Pull out every line below that holds the word "phục".

***

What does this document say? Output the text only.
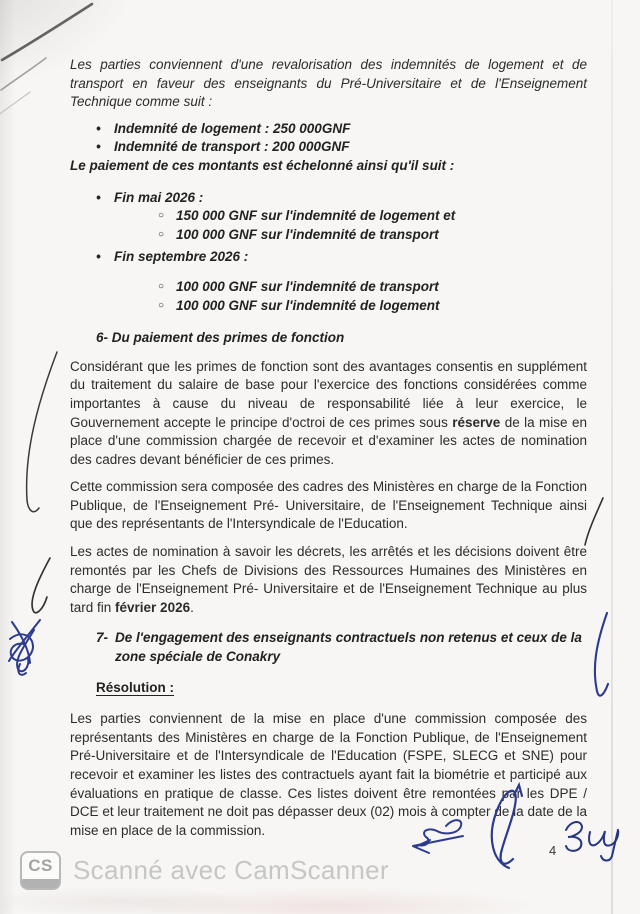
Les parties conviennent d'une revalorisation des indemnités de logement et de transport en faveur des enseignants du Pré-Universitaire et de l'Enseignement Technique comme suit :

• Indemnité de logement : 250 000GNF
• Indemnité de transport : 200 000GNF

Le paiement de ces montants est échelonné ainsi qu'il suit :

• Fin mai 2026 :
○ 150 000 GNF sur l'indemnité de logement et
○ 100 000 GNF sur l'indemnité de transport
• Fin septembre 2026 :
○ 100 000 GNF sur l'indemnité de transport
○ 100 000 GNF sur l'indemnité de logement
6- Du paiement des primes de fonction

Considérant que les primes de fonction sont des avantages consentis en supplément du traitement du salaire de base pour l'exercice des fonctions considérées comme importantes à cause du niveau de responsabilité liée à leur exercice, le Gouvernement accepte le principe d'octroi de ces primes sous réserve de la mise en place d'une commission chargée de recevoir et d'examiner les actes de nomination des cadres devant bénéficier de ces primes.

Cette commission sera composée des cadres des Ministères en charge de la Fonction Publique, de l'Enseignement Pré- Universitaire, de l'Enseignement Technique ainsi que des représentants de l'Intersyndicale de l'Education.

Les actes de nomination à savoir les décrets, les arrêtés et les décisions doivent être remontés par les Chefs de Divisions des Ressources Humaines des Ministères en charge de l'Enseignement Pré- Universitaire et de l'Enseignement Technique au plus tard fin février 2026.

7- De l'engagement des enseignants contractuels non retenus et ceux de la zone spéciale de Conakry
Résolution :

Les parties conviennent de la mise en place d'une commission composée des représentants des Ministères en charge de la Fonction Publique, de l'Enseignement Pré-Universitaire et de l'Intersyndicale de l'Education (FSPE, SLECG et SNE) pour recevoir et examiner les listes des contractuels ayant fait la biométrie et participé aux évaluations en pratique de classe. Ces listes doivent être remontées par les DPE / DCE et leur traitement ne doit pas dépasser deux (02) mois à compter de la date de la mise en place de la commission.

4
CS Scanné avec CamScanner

***

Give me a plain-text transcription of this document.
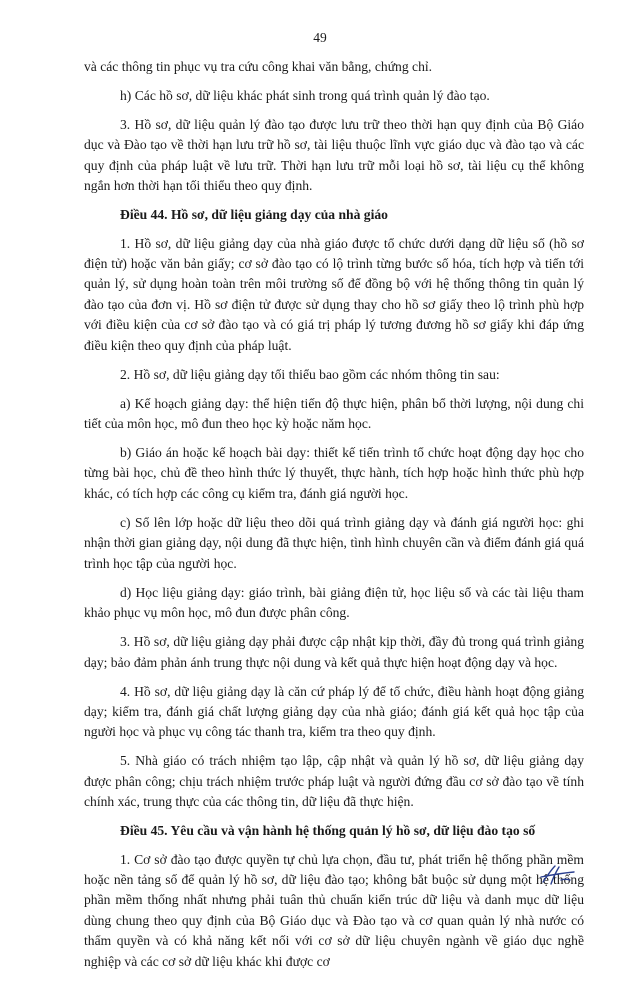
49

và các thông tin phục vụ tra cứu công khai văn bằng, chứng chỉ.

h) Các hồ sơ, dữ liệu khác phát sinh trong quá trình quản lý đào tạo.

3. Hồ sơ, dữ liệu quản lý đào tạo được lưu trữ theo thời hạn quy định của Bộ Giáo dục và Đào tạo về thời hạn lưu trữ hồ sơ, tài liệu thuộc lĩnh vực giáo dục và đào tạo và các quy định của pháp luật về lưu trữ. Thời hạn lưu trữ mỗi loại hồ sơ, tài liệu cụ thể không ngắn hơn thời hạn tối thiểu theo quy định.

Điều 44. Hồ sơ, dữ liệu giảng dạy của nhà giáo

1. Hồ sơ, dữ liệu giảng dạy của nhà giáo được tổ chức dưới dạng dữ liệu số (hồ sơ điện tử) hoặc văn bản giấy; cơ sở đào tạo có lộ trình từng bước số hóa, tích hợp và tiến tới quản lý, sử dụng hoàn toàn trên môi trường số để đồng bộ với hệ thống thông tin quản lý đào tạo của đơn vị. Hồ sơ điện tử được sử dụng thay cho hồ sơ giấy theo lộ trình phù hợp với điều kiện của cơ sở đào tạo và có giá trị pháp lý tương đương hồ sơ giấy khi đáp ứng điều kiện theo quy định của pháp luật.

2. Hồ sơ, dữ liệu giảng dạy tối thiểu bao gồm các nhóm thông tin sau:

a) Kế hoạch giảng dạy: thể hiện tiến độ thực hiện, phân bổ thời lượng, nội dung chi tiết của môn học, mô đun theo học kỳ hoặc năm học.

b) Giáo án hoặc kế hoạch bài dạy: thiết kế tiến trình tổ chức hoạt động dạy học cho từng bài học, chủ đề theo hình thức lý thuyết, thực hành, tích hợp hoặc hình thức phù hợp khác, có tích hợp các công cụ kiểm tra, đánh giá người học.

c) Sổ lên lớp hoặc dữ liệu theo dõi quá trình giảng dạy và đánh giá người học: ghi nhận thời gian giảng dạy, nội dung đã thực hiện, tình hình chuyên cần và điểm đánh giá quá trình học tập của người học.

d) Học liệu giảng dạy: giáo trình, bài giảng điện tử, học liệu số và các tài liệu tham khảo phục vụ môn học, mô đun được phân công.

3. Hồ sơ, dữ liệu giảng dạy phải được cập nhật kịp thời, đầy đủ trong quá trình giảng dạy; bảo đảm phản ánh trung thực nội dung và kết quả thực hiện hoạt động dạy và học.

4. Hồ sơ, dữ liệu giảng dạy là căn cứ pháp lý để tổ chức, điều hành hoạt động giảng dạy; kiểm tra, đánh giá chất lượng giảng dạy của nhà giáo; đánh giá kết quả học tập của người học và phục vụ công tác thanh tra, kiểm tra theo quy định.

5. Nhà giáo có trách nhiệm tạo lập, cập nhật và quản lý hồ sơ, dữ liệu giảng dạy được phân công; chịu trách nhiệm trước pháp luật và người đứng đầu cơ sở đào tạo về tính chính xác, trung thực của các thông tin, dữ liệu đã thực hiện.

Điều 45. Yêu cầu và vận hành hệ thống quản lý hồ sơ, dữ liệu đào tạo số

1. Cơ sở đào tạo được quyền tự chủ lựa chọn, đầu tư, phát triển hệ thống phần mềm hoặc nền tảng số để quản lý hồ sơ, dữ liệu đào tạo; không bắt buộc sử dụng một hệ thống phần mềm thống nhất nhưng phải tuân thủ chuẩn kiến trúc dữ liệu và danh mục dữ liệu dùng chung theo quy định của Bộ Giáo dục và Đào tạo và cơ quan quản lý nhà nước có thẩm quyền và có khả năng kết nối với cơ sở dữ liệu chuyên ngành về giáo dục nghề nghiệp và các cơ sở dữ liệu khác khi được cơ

***

- [Output]:
và các thông tin phục vụ tra cứu công khai văn bằng, chứng chỉ.
d) Học liệu giảng dạy: giáo trình, bài giảng điện tử, học liệu số và các tài liệu tham khảo phục vụ môn học, mô đun được phân công.
4. Hồ sơ, dữ liệu giảng dạy là căn cứ pháp lý để tổ chức, điều hành hoạt động giảng dạy; kiểm tra, đánh giá chất lượng giảng dạy của nhà giáo; đánh giá kết quả học tập của người học và phục vụ công tác thanh tra, kiểm tra theo quy định.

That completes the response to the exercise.